_PROBLEM TO SOLVE_
Copy out every line exactly, passing over the pictures.

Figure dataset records

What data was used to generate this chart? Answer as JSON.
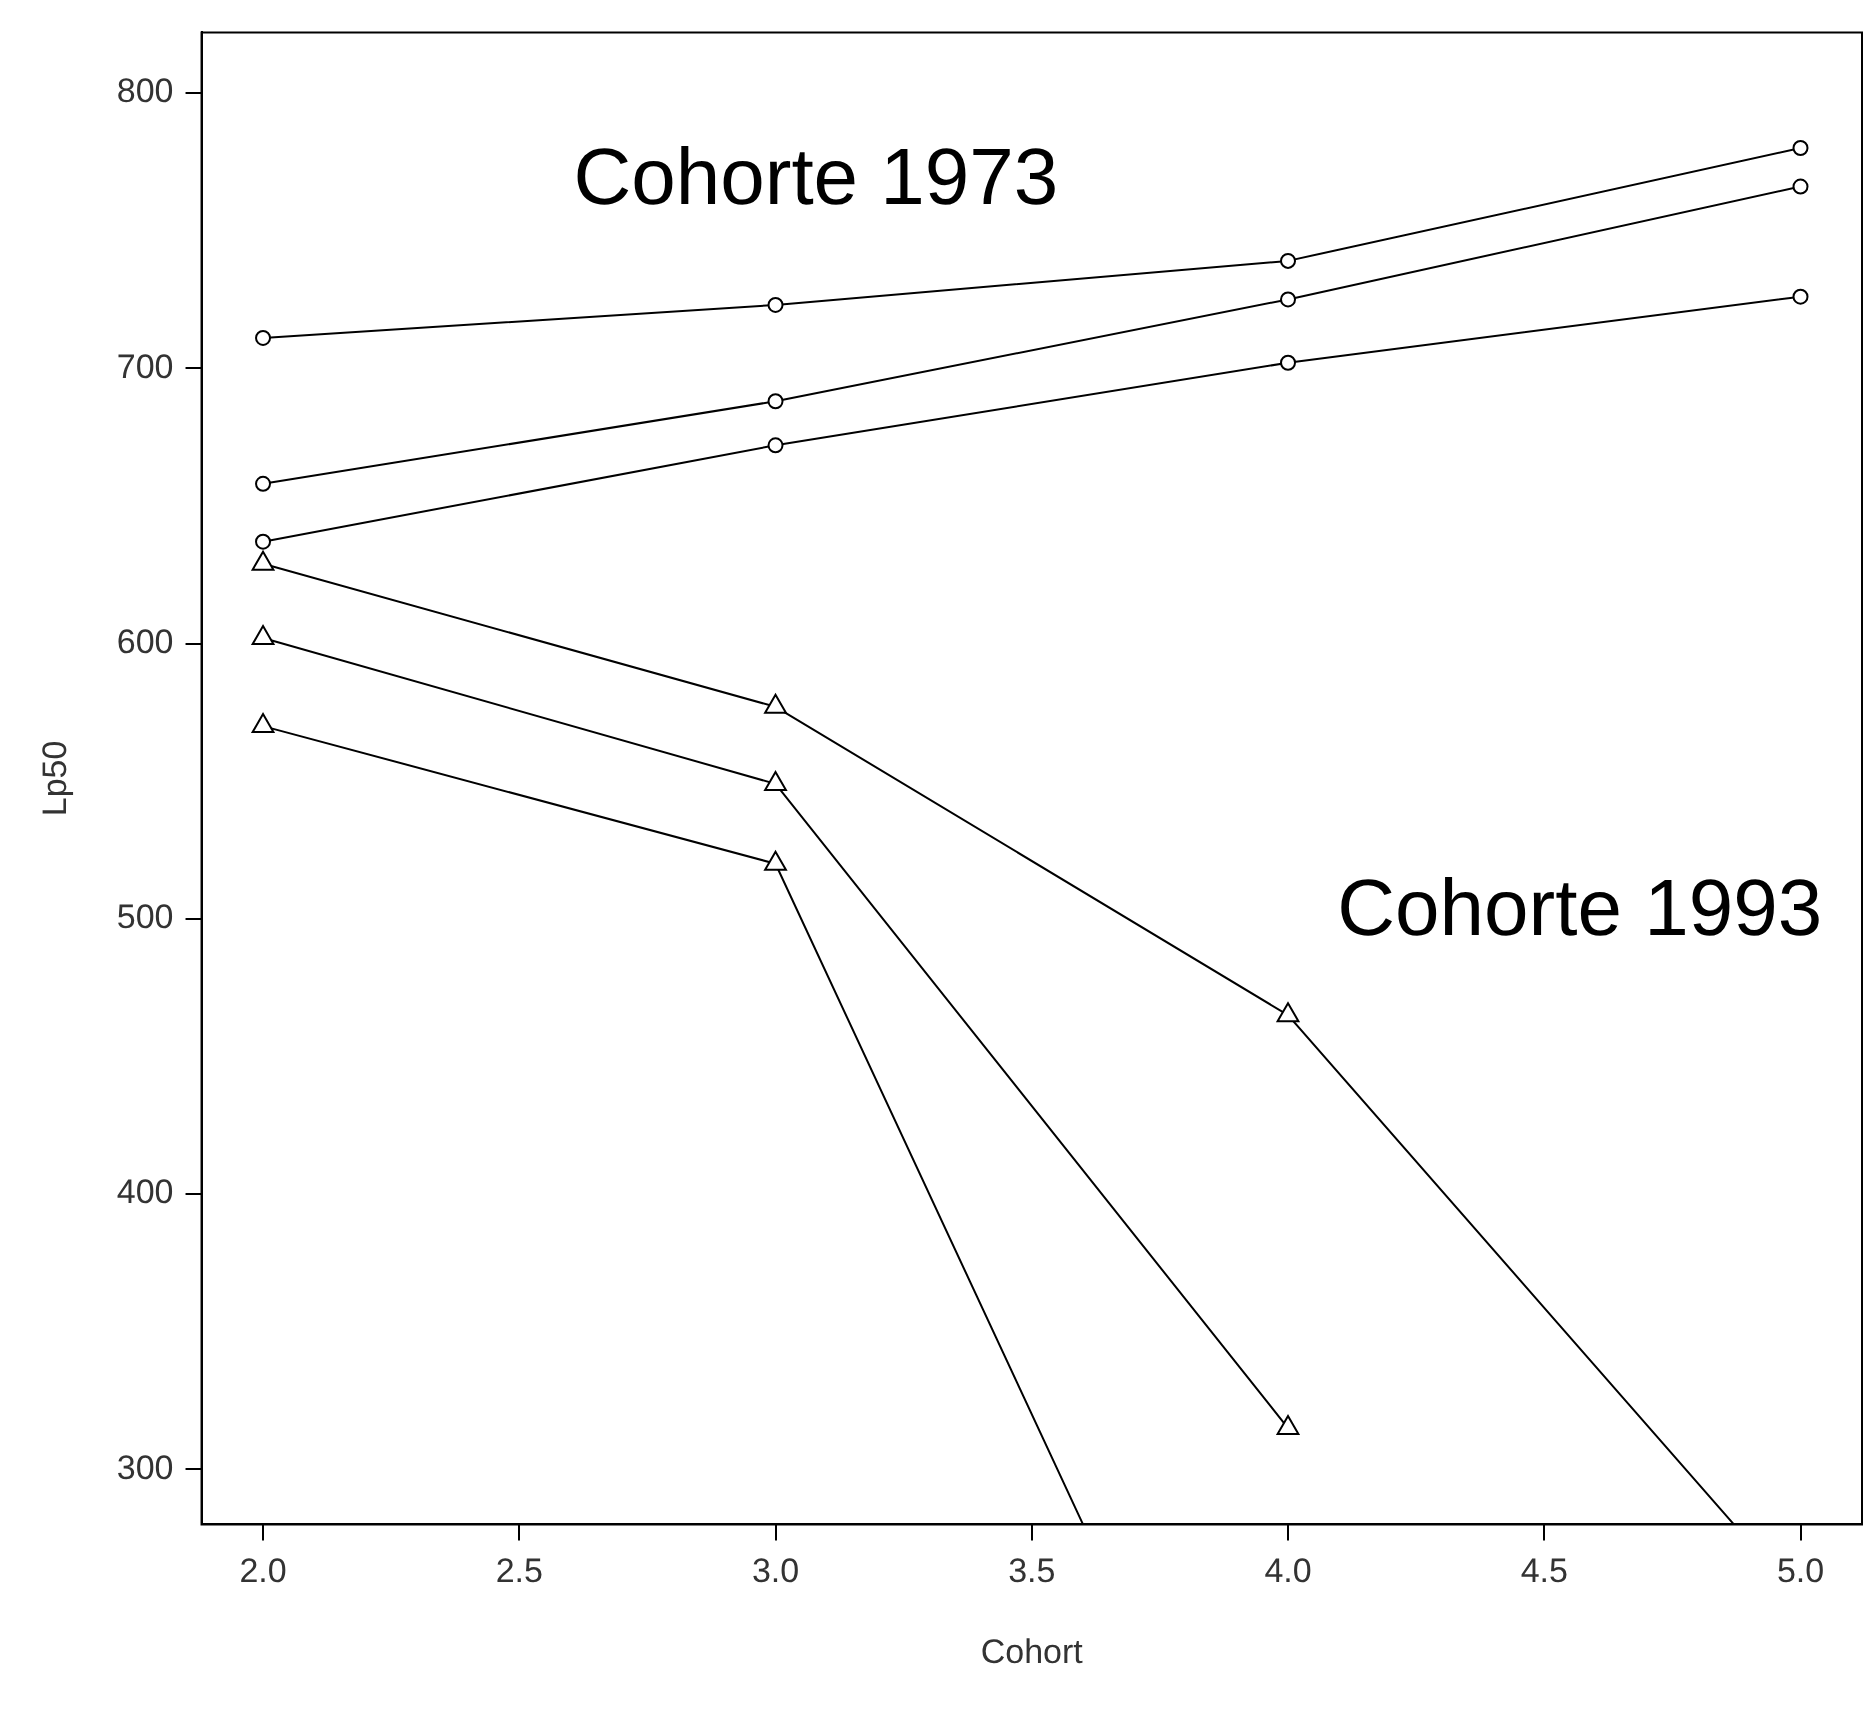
{
  "chart_data": {
    "type": "line",
    "xlabel": "Cohort",
    "ylabel": "Lp50",
    "x": [
      2,
      3,
      4,
      5
    ],
    "xlim": [
      1.88,
      5.12
    ],
    "xticks": [
      {
        "value": 2,
        "label": "2.0"
      },
      {
        "value": 2.5,
        "label": "2.5"
      },
      {
        "value": 3,
        "label": "3.0"
      },
      {
        "value": 3.5,
        "label": "3.5"
      },
      {
        "value": 4,
        "label": "4.0"
      },
      {
        "value": 4.5,
        "label": "4.5"
      },
      {
        "value": 5,
        "label": "5.0"
      }
    ],
    "ylim": [
      280,
      822
    ],
    "yticks": [
      300,
      400,
      500,
      600,
      700,
      800
    ],
    "grid": false,
    "legend": false,
    "line_style": "solid",
    "series": [
      {
        "color": "#000000",
        "marker": "circle",
        "values": [
          711,
          723,
          739,
          780
        ]
      },
      {
        "color": "#000000",
        "marker": "circle",
        "values": [
          658,
          688,
          725,
          766
        ]
      },
      {
        "color": "#000000",
        "marker": "circle",
        "values": [
          637,
          672,
          702,
          726
        ]
      },
      {
        "color": "#000000",
        "marker": "triangle",
        "x": [
          2,
          3,
          4,
          4.87
        ],
        "values": [
          629,
          577,
          465,
          280
        ]
      },
      {
        "color": "#000000",
        "marker": "triangle",
        "values": [
          602,
          549,
          315,
          null
        ]
      },
      {
        "color": "#000000",
        "marker": "triangle",
        "x": [
          2,
          3,
          3.6
        ],
        "values": [
          570,
          520,
          280
        ]
      }
    ],
    "annotations": [
      "Cohorte 1973",
      "Cohorte 1993"
    ]
  }
}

_TASK SOLUTION_
What data was used to generate this chart? Answer as JSON.
{
  "chart_data": {
    "type": "line",
    "xlabel": "Cohort",
    "ylabel": "Lp50",
    "x": [
      2,
      3,
      4,
      5
    ],
    "xlim": [
      1.88,
      5.12
    ],
    "xticks": [
      {
        "value": 2,
        "label": "2.0"
      },
      {
        "value": 2.5,
        "label": "2.5"
      },
      {
        "value": 3,
        "label": "3.0"
      },
      {
        "value": 3.5,
        "label": "3.5"
      },
      {
        "value": 4,
        "label": "4.0"
      },
      {
        "value": 4.5,
        "label": "4.5"
      },
      {
        "value": 5,
        "label": "5.0"
      }
    ],
    "ylim": [
      280,
      822
    ],
    "yticks": [
      300,
      400,
      500,
      600,
      700,
      800
    ],
    "grid": false,
    "legend": false,
    "line_style": "solid",
    "series": [
      {
        "color": "#000000",
        "marker": "circle",
        "values": [
          711,
          723,
          739,
          780
        ]
      },
      {
        "color": "#000000",
        "marker": "circle",
        "values": [
          658,
          688,
          725,
          766
        ]
      },
      {
        "color": "#000000",
        "marker": "circle",
        "values": [
          637,
          672,
          702,
          726
        ]
      },
      {
        "color": "#000000",
        "marker": "triangle",
        "x": [
          2,
          3,
          4,
          4.87
        ],
        "values": [
          629,
          577,
          465,
          280
        ]
      },
      {
        "color": "#000000",
        "marker": "triangle",
        "values": [
          602,
          549,
          315,
          null
        ]
      },
      {
        "color": "#000000",
        "marker": "triangle",
        "x": [
          2,
          3,
          3.6
        ],
        "values": [
          570,
          520,
          280
        ]
      }
    ],
    "annotations": [
      "Cohorte 1973",
      "Cohorte 1993"
    ]
  }
}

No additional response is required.